* Begin *
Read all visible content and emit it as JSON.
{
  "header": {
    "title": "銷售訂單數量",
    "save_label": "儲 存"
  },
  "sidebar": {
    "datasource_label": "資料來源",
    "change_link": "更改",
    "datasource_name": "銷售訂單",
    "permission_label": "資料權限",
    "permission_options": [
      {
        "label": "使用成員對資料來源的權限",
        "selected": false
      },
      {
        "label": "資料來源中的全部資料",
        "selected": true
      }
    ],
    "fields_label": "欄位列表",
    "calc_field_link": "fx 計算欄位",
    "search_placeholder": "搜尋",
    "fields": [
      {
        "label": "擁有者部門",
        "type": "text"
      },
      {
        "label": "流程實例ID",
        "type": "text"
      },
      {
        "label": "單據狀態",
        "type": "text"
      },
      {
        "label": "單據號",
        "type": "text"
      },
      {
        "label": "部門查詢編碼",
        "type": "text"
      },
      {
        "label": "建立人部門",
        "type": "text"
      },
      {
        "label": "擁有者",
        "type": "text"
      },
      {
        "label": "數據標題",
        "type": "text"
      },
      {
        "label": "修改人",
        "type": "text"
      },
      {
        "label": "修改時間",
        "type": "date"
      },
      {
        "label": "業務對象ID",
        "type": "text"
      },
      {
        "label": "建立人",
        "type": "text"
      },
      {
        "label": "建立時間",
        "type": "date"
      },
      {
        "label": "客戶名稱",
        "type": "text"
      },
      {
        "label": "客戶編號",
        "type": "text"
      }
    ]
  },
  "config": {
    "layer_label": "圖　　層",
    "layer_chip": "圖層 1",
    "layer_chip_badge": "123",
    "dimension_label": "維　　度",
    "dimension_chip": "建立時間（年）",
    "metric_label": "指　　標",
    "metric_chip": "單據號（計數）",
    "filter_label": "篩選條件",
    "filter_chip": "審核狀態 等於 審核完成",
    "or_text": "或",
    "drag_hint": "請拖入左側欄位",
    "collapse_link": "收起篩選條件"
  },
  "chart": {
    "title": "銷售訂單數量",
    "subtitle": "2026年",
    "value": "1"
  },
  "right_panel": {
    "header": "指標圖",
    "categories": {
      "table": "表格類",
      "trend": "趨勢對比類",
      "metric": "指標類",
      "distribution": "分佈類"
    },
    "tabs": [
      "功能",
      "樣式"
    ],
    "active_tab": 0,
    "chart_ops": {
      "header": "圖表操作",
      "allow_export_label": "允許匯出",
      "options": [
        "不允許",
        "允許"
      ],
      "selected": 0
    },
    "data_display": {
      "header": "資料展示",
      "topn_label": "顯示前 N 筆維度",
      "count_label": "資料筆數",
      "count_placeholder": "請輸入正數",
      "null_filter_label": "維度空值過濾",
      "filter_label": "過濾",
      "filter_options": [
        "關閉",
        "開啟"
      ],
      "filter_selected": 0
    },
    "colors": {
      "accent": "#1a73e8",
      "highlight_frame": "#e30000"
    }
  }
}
* End *
- [REQUIRED WORK] Transcribe every entry exactly, omitting nothing.

- [EXERCISE ANSWER]
Read all visible content and emit it as JSON.
{
  "header": {
    "title": "銷售訂單數量",
    "save_label": "儲 存"
  },
  "sidebar": {
    "datasource_label": "資料來源",
    "change_link": "更改",
    "datasource_name": "銷售訂單",
    "permission_label": "資料權限",
    "permission_options": [
      {
        "label": "使用成員對資料來源的權限",
        "selected": false
      },
      {
        "label": "資料來源中的全部資料",
        "selected": true
      }
    ],
    "fields_label": "欄位列表",
    "calc_field_link": "fx 計算欄位",
    "search_placeholder": "搜尋",
    "fields": [
      {
        "label": "擁有者部門",
        "type": "text"
      },
      {
        "label": "流程實例ID",
        "type": "text"
      },
      {
        "label": "單據狀態",
        "type": "text"
      },
      {
        "label": "單據號",
        "type": "text"
      },
      {
        "label": "部門查詢編碼",
        "type": "text"
      },
      {
        "label": "建立人部門",
        "type": "text"
      },
      {
        "label": "擁有者",
        "type": "text"
      },
      {
        "label": "數據標題",
        "type": "text"
      },
      {
        "label": "修改人",
        "type": "text"
      },
      {
        "label": "修改時間",
        "type": "date"
      },
      {
        "label": "業務對象ID",
        "type": "text"
      },
      {
        "label": "建立人",
        "type": "text"
      },
      {
        "label": "建立時間",
        "type": "date"
      },
      {
        "label": "客戶名稱",
        "type": "text"
      },
      {
        "label": "客戶編號",
        "type": "text"
      }
    ]
  },
  "config": {
    "layer_label": "圖　　層",
    "layer_chip": "圖層 1",
    "layer_chip_badge": "123",
    "dimension_label": "維　　度",
    "dimension_chip": "建立時間（年）",
    "metric_label": "指　　標",
    "metric_chip": "單據號（計數）",
    "filter_label": "篩選條件",
    "filter_chip": "審核狀態 等於 審核完成",
    "or_text": "或",
    "drag_hint": "請拖入左側欄位",
    "collapse_link": "收起篩選條件"
  },
  "chart": {
    "title": "銷售訂單數量",
    "subtitle": "2026年",
    "value": "1"
  },
  "right_panel": {
    "header": "指標圖",
    "categories": {
      "table": "表格類",
      "trend": "趨勢對比類",
      "metric": "指標類",
      "distribution": "分佈類"
    },
    "tabs": [
      "功能",
      "樣式"
    ],
    "active_tab": 0,
    "chart_ops": {
      "header": "圖表操作",
      "allow_export_label": "允許匯出",
      "options": [
        "不允許",
        "允許"
      ],
      "selected": 0
    },
    "data_display": {
      "header": "資料展示",
      "topn_label": "顯示前 N 筆維度",
      "count_label": "資料筆數",
      "count_placeholder": "請輸入正數",
      "null_filter_label": "維度空值過濾",
      "filter_label": "過濾",
      "filter_options": [
        "關閉",
        "開啟"
      ],
      "filter_selected": 0
    },
    "colors": {
      "accent": "#1a73e8",
      "highlight_frame": "#e30000"
    }
  }
}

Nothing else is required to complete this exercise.